Material:
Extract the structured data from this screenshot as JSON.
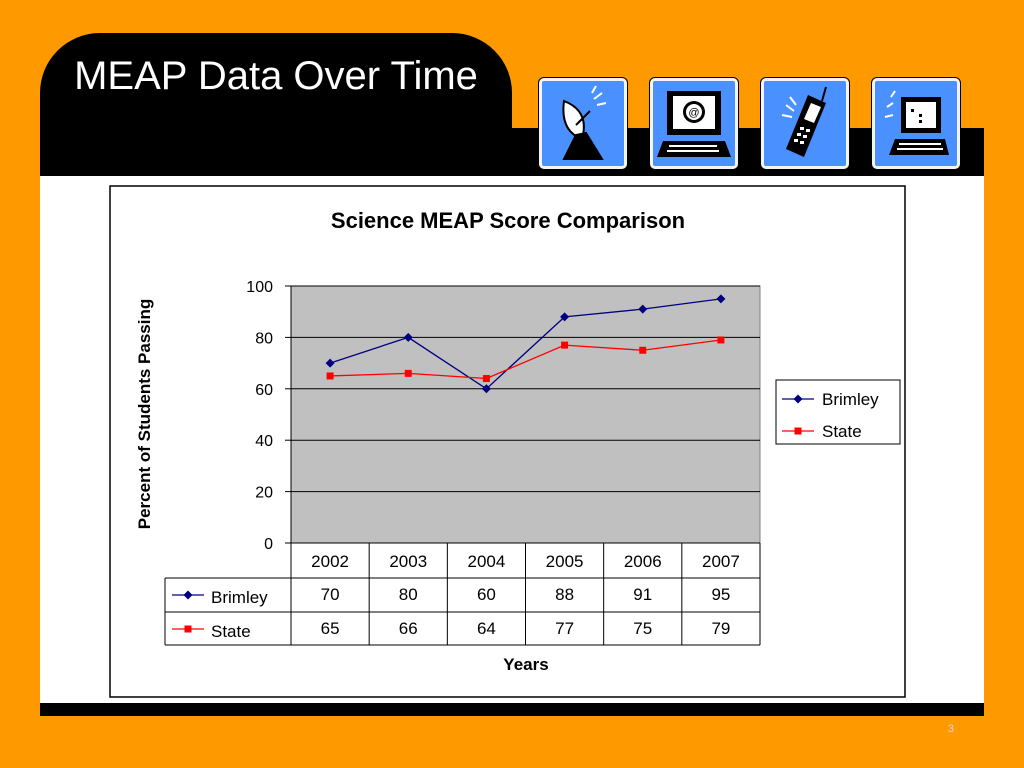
{
  "slide": {
    "title": "MEAP Data Over Time",
    "page_number": "3",
    "icons": [
      "satellite-dish-icon",
      "computer-email-icon",
      "mobile-phone-icon",
      "computer-terminal-icon"
    ],
    "colors": {
      "background": "#ff9900",
      "band": "#000000",
      "icon_blue": "#4a90ff"
    }
  },
  "chart_data": {
    "type": "line",
    "title": "Science MEAP Score Comparison",
    "xlabel": "Years",
    "ylabel": "Percent of Students Passing",
    "categories": [
      "2002",
      "2003",
      "2004",
      "2005",
      "2006",
      "2007"
    ],
    "ylim": [
      0,
      100
    ],
    "yticks": [
      "0",
      "20",
      "40",
      "60",
      "80",
      "100"
    ],
    "grid": true,
    "legend_position": "right",
    "series": [
      {
        "name": "Brimley",
        "values": [
          70,
          80,
          60,
          88,
          91,
          95
        ],
        "labels": [
          "70",
          "80",
          "60",
          "88",
          "91",
          "95"
        ],
        "color": "#000080",
        "marker": "diamond"
      },
      {
        "name": "State",
        "values": [
          65,
          66,
          64,
          77,
          75,
          79
        ],
        "labels": [
          "65",
          "66",
          "64",
          "77",
          "75",
          "79"
        ],
        "color": "#ff0000",
        "marker": "square"
      }
    ]
  }
}
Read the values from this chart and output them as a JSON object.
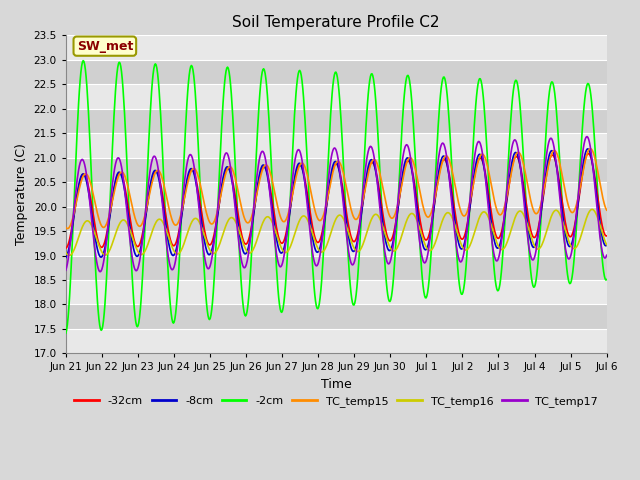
{
  "title": "Soil Temperature Profile C2",
  "xlabel": "Time",
  "ylabel": "Temperature (C)",
  "ylim": [
    17.0,
    23.5
  ],
  "yticks": [
    17.0,
    17.5,
    18.0,
    18.5,
    19.0,
    19.5,
    20.0,
    20.5,
    21.0,
    21.5,
    22.0,
    22.5,
    23.0,
    23.5
  ],
  "series": {
    "depth_32cm": {
      "label": "-32cm",
      "color": "#ff0000"
    },
    "depth_8cm": {
      "label": "-8cm",
      "color": "#0000cc"
    },
    "depth_2cm": {
      "label": "-2cm",
      "color": "#00ff00"
    },
    "tc_temp15": {
      "label": "TC_temp15",
      "color": "#ff8c00"
    },
    "tc_temp16": {
      "label": "TC_temp16",
      "color": "#cccc00"
    },
    "tc_temp17": {
      "label": "TC_temp17",
      "color": "#9900cc"
    }
  },
  "annotation_text": "SW_met",
  "annotation_color": "#8b0000",
  "annotation_bg": "#ffffcc",
  "annotation_border": "#999900",
  "n_points": 720,
  "t_start": 0,
  "t_end": 15,
  "bg_color": "#d8d8d8",
  "plot_bg_light": "#e8e8e8",
  "plot_bg_dark": "#d0d0d0",
  "grid_color": "#ffffff",
  "xtick_positions": [
    0,
    1,
    2,
    3,
    4,
    5,
    6,
    7,
    8,
    9,
    10,
    11,
    12,
    13,
    14,
    15
  ],
  "xtick_labels": [
    "Jun 21",
    "Jun 22",
    "Jun 23",
    "Jun 24",
    "Jun 25",
    "Jun 26",
    "Jun 27",
    "Jun 28",
    "Jun 29",
    "Jun 30",
    "Jul 1",
    "Jul 2",
    "Jul 3",
    "Jul 4",
    "Jul 5",
    "Jul 6"
  ],
  "figsize": [
    6.4,
    4.8
  ],
  "dpi": 100
}
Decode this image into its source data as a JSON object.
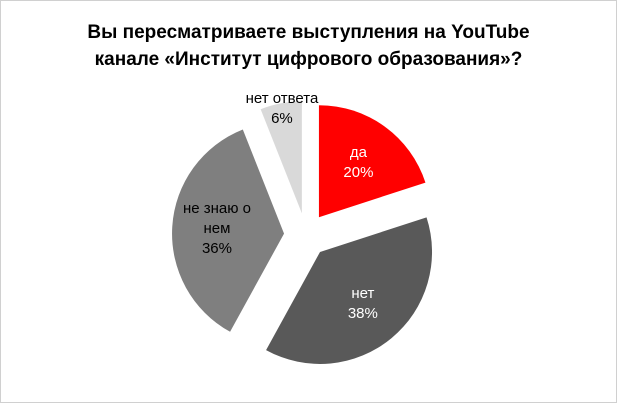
{
  "chart_data": {
    "type": "pie",
    "title": "Вы пересматриваете выступления на YouTube канале «Институт цифрового образования»?",
    "categories": [
      "да",
      "нет",
      "не знаю о нем",
      "нет ответа"
    ],
    "values": [
      20,
      38,
      36,
      6
    ],
    "value_labels": [
      "20%",
      "38%",
      "36%",
      "6%"
    ],
    "colors": [
      "#ff0000",
      "#595959",
      "#7f7f7f",
      "#d9d9d9"
    ],
    "exploded": true
  }
}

Task description: Exactly the lines from the one containing "Decode this image" to the final line of the entries are wanted; please write them out, both ends included, but not the pictures.

Expected answer:
Decode this image into its source data as a JSON object.
{
  "chart_data": {
    "type": "pie",
    "title": "Вы пересматриваете выступления на YouTube канале «Институт цифрового образования»?",
    "categories": [
      "да",
      "нет",
      "не знаю о нем",
      "нет ответа"
    ],
    "values": [
      20,
      38,
      36,
      6
    ],
    "value_labels": [
      "20%",
      "38%",
      "36%",
      "6%"
    ],
    "colors": [
      "#ff0000",
      "#595959",
      "#7f7f7f",
      "#d9d9d9"
    ],
    "exploded": true
  }
}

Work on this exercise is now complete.